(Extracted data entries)
* * * * * * *

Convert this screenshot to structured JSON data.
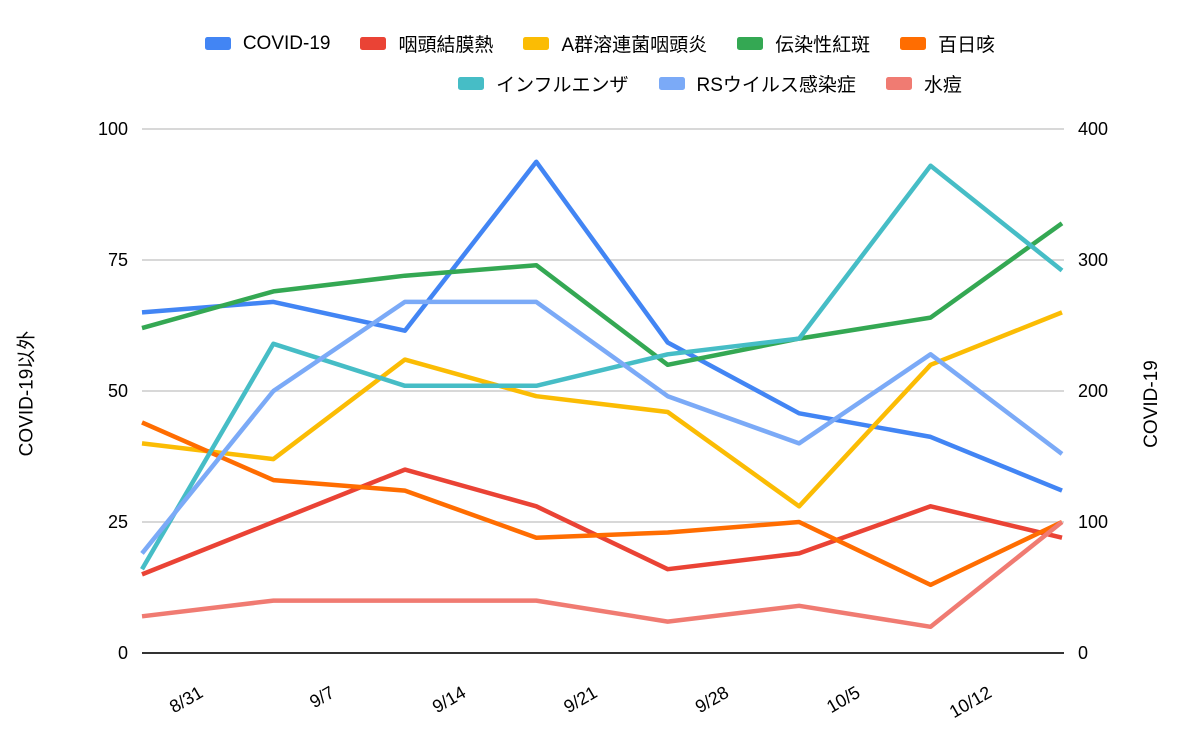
{
  "chart_data": {
    "type": "line",
    "title": "",
    "left_axis": {
      "title": "COVID-19以外",
      "ticks": [
        0,
        25,
        50,
        75,
        100
      ],
      "range": [
        0,
        100
      ]
    },
    "right_axis": {
      "title": "COVID-19",
      "ticks": [
        0,
        100,
        200,
        300,
        400
      ],
      "range": [
        0,
        400
      ]
    },
    "x_ticks": [
      "8/31",
      "9/7",
      "9/14",
      "9/21",
      "9/28",
      "10/5",
      "10/12"
    ],
    "series": [
      {
        "name": "COVID-19",
        "color": "#4285F4",
        "axis": "right",
        "values": [
          260,
          268,
          246,
          375,
          237,
          183,
          165,
          124
        ]
      },
      {
        "name": "咽頭結膜熱",
        "color": "#EA4335",
        "axis": "left",
        "values": [
          15,
          25,
          35,
          28,
          16,
          19,
          28,
          22
        ]
      },
      {
        "name": "A群溶連菌咽頭炎",
        "color": "#FBBC04",
        "axis": "left",
        "values": [
          40,
          37,
          56,
          49,
          46,
          28,
          55,
          65
        ]
      },
      {
        "name": "伝染性紅斑",
        "color": "#34A853",
        "axis": "left",
        "values": [
          62,
          69,
          72,
          74,
          55,
          60,
          64,
          82
        ]
      },
      {
        "name": "百日咳",
        "color": "#FF6D01",
        "axis": "left",
        "values": [
          44,
          33,
          31,
          22,
          23,
          25,
          13,
          25
        ]
      },
      {
        "name": "インフルエンザ",
        "color": "#46BDC6",
        "axis": "left",
        "values": [
          16,
          59,
          51,
          51,
          57,
          60,
          93,
          73
        ]
      },
      {
        "name": "RSウイルス感染症",
        "color": "#7BAAF7",
        "axis": "left",
        "values": [
          19,
          50,
          67,
          67,
          49,
          40,
          57,
          38
        ]
      },
      {
        "name": "水痘",
        "color": "#F07B72",
        "axis": "left",
        "values": [
          7,
          10,
          10,
          10,
          6,
          9,
          5,
          25
        ]
      }
    ],
    "layout": {
      "legend_position": "top",
      "legend_rows": [
        [
          0,
          1,
          2,
          3,
          4
        ],
        [
          5,
          6,
          7
        ]
      ],
      "grid": "horizontal-only",
      "grid_color": "#cccccc",
      "baseline_color": "#333333",
      "tick_label_color": "#000000",
      "x_axis_days_span": 49,
      "point_interval_days": 7,
      "first_tick_day_offset": 3,
      "x_label_angle_deg": -30
    }
  }
}
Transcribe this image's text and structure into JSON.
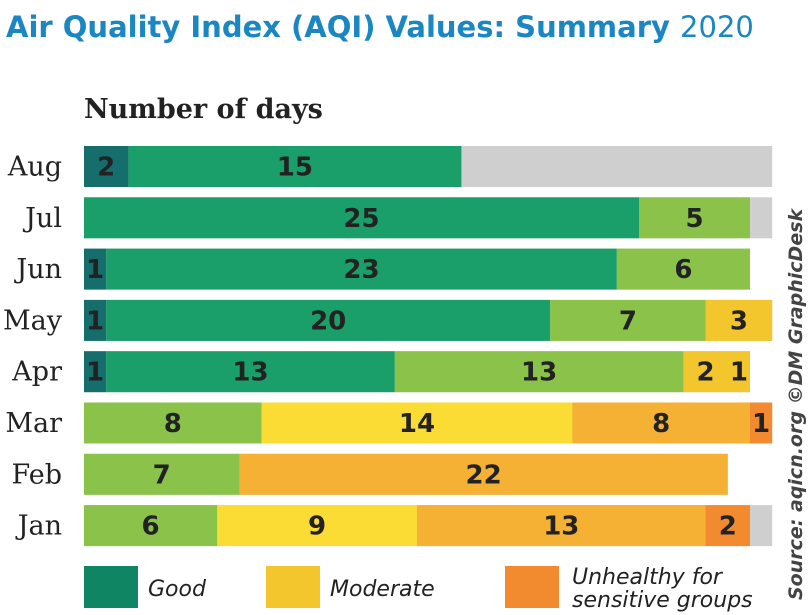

* * * * * * *

GIVEN REQUEST :: The listing above must be printed again exactly, minus its pictures.

OUTPUT FOR THIS TASK ::
Convert this screenshot to structured JSON data.
{
  "chart_data": {
    "type": "line",
    "title": "",
    "left_axis": {
      "title": "COVID-19以外",
      "ticks": [
        0,
        25,
        50,
        75,
        100
      ],
      "range": [
        0,
        100
      ]
    },
    "right_axis": {
      "title": "COVID-19",
      "ticks": [
        0,
        100,
        200,
        300,
        400
      ],
      "range": [
        0,
        400
      ]
    },
    "x_ticks": [
      "8/31",
      "9/7",
      "9/14",
      "9/21",
      "9/28",
      "10/5",
      "10/12"
    ],
    "series": [
      {
        "name": "COVID-19",
        "color": "#4285F4",
        "axis": "right",
        "values": [
          260,
          268,
          246,
          375,
          237,
          183,
          165,
          124
        ]
      },
      {
        "name": "咽頭結膜熱",
        "color": "#EA4335",
        "axis": "left",
        "values": [
          15,
          25,
          35,
          28,
          16,
          19,
          28,
          22
        ]
      },
      {
        "name": "A群溶連菌咽頭炎",
        "color": "#FBBC04",
        "axis": "left",
        "values": [
          40,
          37,
          56,
          49,
          46,
          28,
          55,
          65
        ]
      },
      {
        "name": "伝染性紅斑",
        "color": "#34A853",
        "axis": "left",
        "values": [
          62,
          69,
          72,
          74,
          55,
          60,
          64,
          82
        ]
      },
      {
        "name": "百日咳",
        "color": "#FF6D01",
        "axis": "left",
        "values": [
          44,
          33,
          31,
          22,
          23,
          25,
          13,
          25
        ]
      },
      {
        "name": "インフルエンザ",
        "color": "#46BDC6",
        "axis": "left",
        "values": [
          16,
          59,
          51,
          51,
          57,
          60,
          93,
          73
        ]
      },
      {
        "name": "RSウイルス感染症",
        "color": "#7BAAF7",
        "axis": "left",
        "values": [
          19,
          50,
          67,
          67,
          49,
          40,
          57,
          38
        ]
      },
      {
        "name": "水痘",
        "color": "#F07B72",
        "axis": "left",
        "values": [
          7,
          10,
          10,
          10,
          6,
          9,
          5,
          25
        ]
      }
    ],
    "layout": {
      "legend_position": "top",
      "legend_rows": [
        [
          0,
          1,
          2,
          3,
          4
        ],
        [
          5,
          6,
          7
        ]
      ],
      "grid": "horizontal-only",
      "grid_color": "#cccccc",
      "baseline_color": "#333333",
      "tick_label_color": "#000000",
      "x_axis_days_span": 49,
      "point_interval_days": 7,
      "first_tick_day_offset": 3,
      "x_label_angle_deg": -30
    }
  }
}
Transcribe this image's text and structure into JSON.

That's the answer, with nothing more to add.